■ **REQUIREMENT**: Write the entries below out again exactly; any picture in them stays out.

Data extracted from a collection
## Begin

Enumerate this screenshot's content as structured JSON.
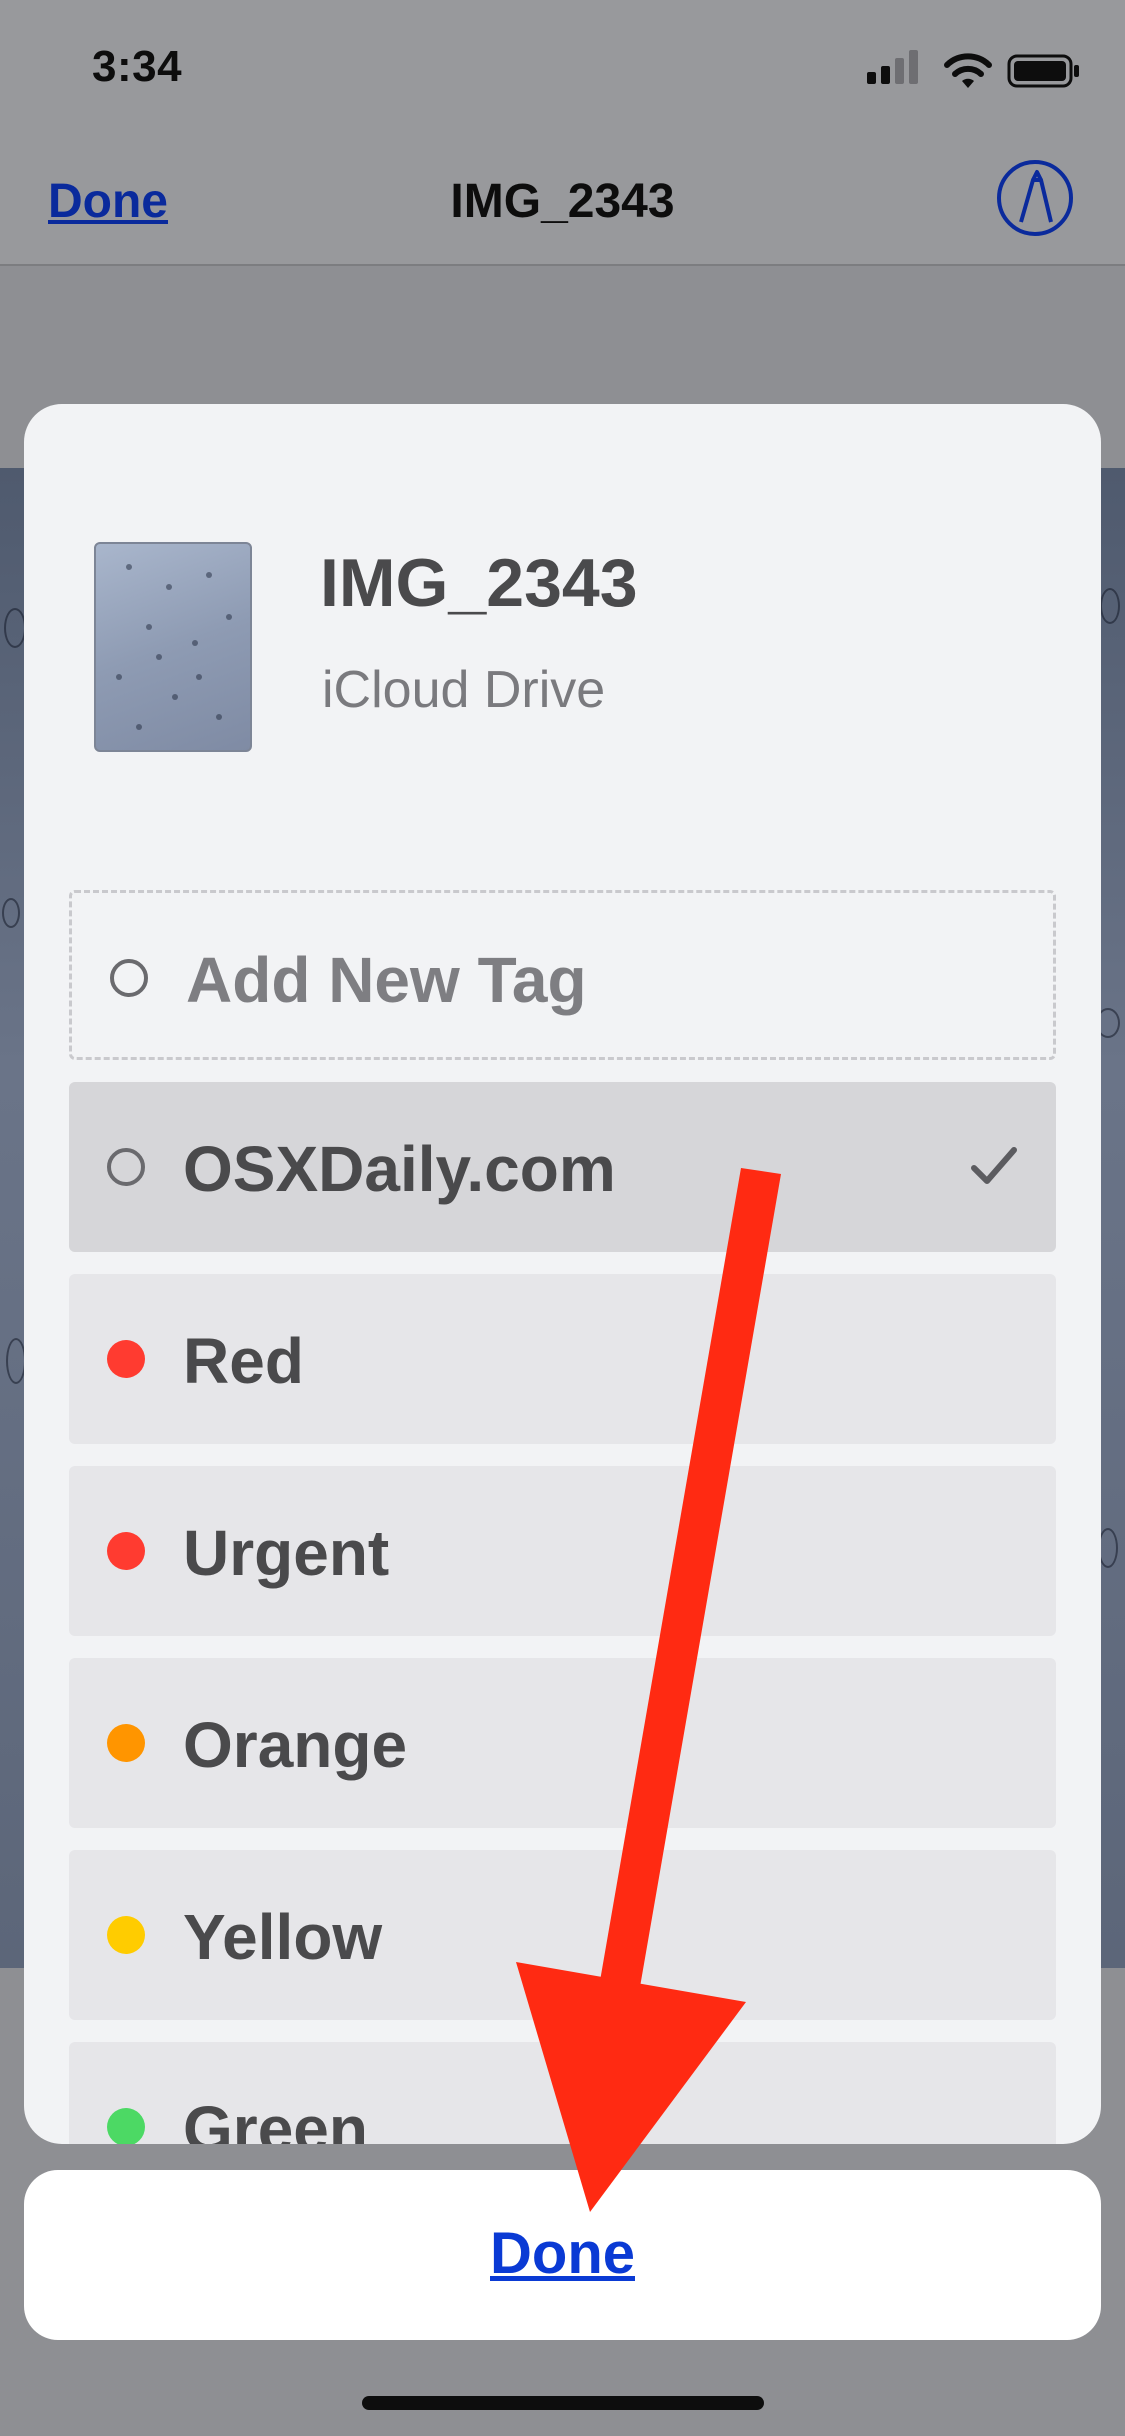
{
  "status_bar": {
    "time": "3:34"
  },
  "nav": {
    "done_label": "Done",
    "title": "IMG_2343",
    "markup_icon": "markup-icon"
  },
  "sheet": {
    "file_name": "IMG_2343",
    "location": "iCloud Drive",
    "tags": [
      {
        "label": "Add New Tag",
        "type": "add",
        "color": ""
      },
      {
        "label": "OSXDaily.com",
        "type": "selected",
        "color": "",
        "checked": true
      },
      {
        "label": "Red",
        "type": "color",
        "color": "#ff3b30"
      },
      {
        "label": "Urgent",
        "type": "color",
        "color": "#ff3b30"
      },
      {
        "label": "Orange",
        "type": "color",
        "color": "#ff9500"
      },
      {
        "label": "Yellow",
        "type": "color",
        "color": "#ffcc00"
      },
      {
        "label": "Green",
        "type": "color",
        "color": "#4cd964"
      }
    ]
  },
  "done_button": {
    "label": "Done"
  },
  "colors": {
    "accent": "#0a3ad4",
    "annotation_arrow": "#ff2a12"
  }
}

## End

■ **RESULT FOR THIS EXERCISE**:
Enumerate this screenshot's content as structured JSON.
{
  "status_bar": {
    "time": "3:34"
  },
  "nav": {
    "done_label": "Done",
    "title": "IMG_2343",
    "markup_icon": "markup-icon"
  },
  "sheet": {
    "file_name": "IMG_2343",
    "location": "iCloud Drive",
    "tags": [
      {
        "label": "Add New Tag",
        "type": "add",
        "color": ""
      },
      {
        "label": "OSXDaily.com",
        "type": "selected",
        "color": "",
        "checked": true
      },
      {
        "label": "Red",
        "type": "color",
        "color": "#ff3b30"
      },
      {
        "label": "Urgent",
        "type": "color",
        "color": "#ff3b30"
      },
      {
        "label": "Orange",
        "type": "color",
        "color": "#ff9500"
      },
      {
        "label": "Yellow",
        "type": "color",
        "color": "#ffcc00"
      },
      {
        "label": "Green",
        "type": "color",
        "color": "#4cd964"
      }
    ]
  },
  "done_button": {
    "label": "Done"
  },
  "colors": {
    "accent": "#0a3ad4",
    "annotation_arrow": "#ff2a12"
  }
}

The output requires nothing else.